**Dataset extract:**
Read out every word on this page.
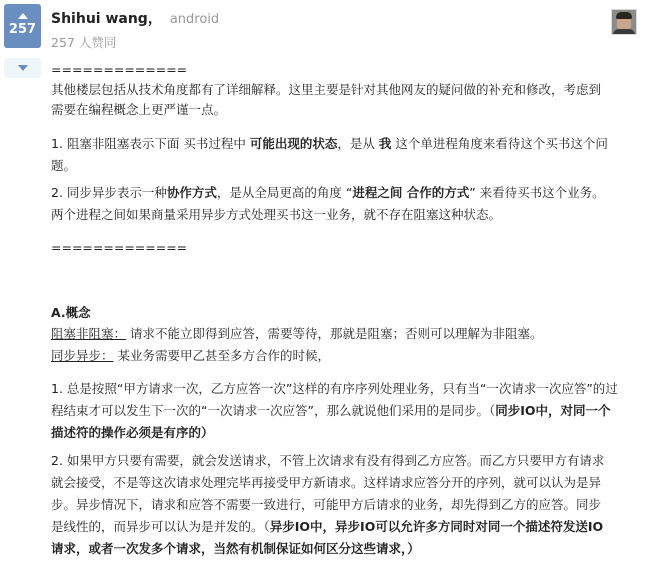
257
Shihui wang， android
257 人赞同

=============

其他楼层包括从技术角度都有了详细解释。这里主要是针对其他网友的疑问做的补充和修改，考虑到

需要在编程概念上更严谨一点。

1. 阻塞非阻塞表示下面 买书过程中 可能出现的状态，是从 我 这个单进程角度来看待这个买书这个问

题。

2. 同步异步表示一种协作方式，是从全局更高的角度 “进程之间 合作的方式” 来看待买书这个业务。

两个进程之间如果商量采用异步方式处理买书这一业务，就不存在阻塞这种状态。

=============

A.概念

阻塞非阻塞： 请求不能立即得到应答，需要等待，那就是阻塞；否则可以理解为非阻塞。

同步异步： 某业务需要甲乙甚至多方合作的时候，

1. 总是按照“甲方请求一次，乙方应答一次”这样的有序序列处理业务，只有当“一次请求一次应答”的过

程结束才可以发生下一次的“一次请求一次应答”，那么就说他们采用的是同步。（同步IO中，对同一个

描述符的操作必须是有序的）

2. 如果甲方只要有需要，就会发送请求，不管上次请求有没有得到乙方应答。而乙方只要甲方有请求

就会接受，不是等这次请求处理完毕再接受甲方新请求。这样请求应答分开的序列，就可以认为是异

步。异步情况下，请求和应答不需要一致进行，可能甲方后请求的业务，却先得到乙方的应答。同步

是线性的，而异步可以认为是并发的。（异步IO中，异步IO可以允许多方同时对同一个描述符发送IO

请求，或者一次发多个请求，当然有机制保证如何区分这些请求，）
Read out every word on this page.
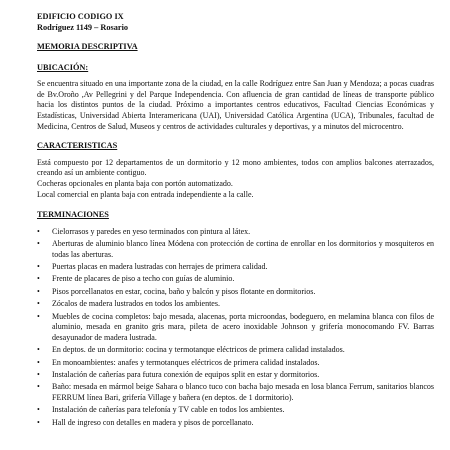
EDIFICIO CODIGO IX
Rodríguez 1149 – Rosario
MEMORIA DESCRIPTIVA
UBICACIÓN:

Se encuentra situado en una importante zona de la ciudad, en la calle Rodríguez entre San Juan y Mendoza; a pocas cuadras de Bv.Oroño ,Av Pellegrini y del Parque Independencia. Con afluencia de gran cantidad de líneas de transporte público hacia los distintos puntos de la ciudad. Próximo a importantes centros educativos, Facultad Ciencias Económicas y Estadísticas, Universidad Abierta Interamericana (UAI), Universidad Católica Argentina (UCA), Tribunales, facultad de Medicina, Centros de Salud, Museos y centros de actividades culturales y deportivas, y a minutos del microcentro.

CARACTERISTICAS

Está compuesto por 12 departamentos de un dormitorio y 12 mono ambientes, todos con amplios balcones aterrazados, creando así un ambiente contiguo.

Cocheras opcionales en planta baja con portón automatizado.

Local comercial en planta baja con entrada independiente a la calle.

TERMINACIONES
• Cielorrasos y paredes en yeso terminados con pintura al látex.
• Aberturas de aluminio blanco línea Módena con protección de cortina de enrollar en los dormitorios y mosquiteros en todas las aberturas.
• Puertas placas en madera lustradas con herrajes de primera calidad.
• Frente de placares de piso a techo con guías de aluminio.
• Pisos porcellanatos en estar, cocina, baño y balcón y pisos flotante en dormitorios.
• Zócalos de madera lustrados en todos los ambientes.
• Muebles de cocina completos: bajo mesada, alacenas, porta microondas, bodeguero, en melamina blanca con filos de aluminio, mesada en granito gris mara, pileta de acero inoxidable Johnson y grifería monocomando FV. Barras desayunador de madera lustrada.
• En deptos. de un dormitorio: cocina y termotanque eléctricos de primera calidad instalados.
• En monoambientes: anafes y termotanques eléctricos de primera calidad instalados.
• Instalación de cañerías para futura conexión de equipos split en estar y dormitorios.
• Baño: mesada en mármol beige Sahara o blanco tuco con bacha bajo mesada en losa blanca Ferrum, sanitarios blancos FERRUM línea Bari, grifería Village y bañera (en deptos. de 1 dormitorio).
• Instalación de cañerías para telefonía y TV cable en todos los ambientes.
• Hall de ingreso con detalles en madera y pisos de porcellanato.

**Task instructions:**
Make an exact copy of every entry above, minus the images.

**Exercise result:**
Read out every word on this page.
257
Shihui wang， android
257 人赞同

=============

其他楼层包括从技术角度都有了详细解释。这里主要是针对其他网友的疑问做的补充和修改，考虑到

需要在编程概念上更严谨一点。

1. 阻塞非阻塞表示下面 买书过程中 可能出现的状态，是从 我 这个单进程角度来看待这个买书这个问

题。

2. 同步异步表示一种协作方式，是从全局更高的角度 “进程之间 合作的方式” 来看待买书这个业务。

两个进程之间如果商量采用异步方式处理买书这一业务，就不存在阻塞这种状态。

=============

A.概念

阻塞非阻塞： 请求不能立即得到应答，需要等待，那就是阻塞；否则可以理解为非阻塞。

同步异步： 某业务需要甲乙甚至多方合作的时候，

1. 总是按照“甲方请求一次，乙方应答一次”这样的有序序列处理业务，只有当“一次请求一次应答”的过

程结束才可以发生下一次的“一次请求一次应答”，那么就说他们采用的是同步。（同步IO中，对同一个

描述符的操作必须是有序的）

2. 如果甲方只要有需要，就会发送请求，不管上次请求有没有得到乙方应答。而乙方只要甲方有请求

就会接受，不是等这次请求处理完毕再接受甲方新请求。这样请求应答分开的序列，就可以认为是异

步。异步情况下，请求和应答不需要一致进行，可能甲方后请求的业务，却先得到乙方的应答。同步

是线性的，而异步可以认为是并发的。（异步IO中，异步IO可以允许多方同时对同一个描述符发送IO

请求，或者一次发多个请求，当然有机制保证如何区分这些请求，）
Read out every word on this page.
EDIFICIO CODIGO IX
Rodríguez 1149 – Rosario
MEMORIA DESCRIPTIVA
UBICACIÓN:

Se encuentra situado en una importante zona de la ciudad, en la calle Rodríguez entre San Juan y Mendoza; a pocas cuadras de Bv.Oroño ,Av Pellegrini y del Parque Independencia. Con afluencia de gran cantidad de líneas de transporte público hacia los distintos puntos de la ciudad. Próximo a importantes centros educativos, Facultad Ciencias Económicas y Estadísticas, Universidad Abierta Interamericana (UAI), Universidad Católica Argentina (UCA), Tribunales, facultad de Medicina, Centros de Salud, Museos y centros de actividades culturales y deportivas, y a minutos del microcentro.

CARACTERISTICAS

Está compuesto por 12 departamentos de un dormitorio y 12 mono ambientes, todos con amplios balcones aterrazados, creando así un ambiente contiguo.

Cocheras opcionales en planta baja con portón automatizado.

Local comercial en planta baja con entrada independiente a la calle.

TERMINACIONES
• Cielorrasos y paredes en yeso terminados con pintura al látex.
• Aberturas de aluminio blanco línea Módena con protección de cortina de enrollar en los dormitorios y mosquiteros en todas las aberturas.
• Puertas placas en madera lustradas con herrajes de primera calidad.
• Frente de placares de piso a techo con guías de aluminio.
• Pisos porcellanatos en estar, cocina, baño y balcón y pisos flotante en dormitorios.
• Zócalos de madera lustrados en todos los ambientes.
• Muebles de cocina completos: bajo mesada, alacenas, porta microondas, bodeguero, en melamina blanca con filos de aluminio, mesada en granito gris mara, pileta de acero inoxidable Johnson y grifería monocomando FV. Barras desayunador de madera lustrada.
• En deptos. de un dormitorio: cocina y termotanque eléctricos de primera calidad instalados.
• En monoambientes: anafes y termotanques eléctricos de primera calidad instalados.
• Instalación de cañerías para futura conexión de equipos split en estar y dormitorios.
• Baño: mesada en mármol beige Sahara o blanco tuco con bacha bajo mesada en losa blanca Ferrum, sanitarios blancos FERRUM línea Bari, grifería Village y bañera (en deptos. de 1 dormitorio).
• Instalación de cañerías para telefonía y TV cable en todos los ambientes.
• Hall de ingreso con detalles en madera y pisos de porcellanato.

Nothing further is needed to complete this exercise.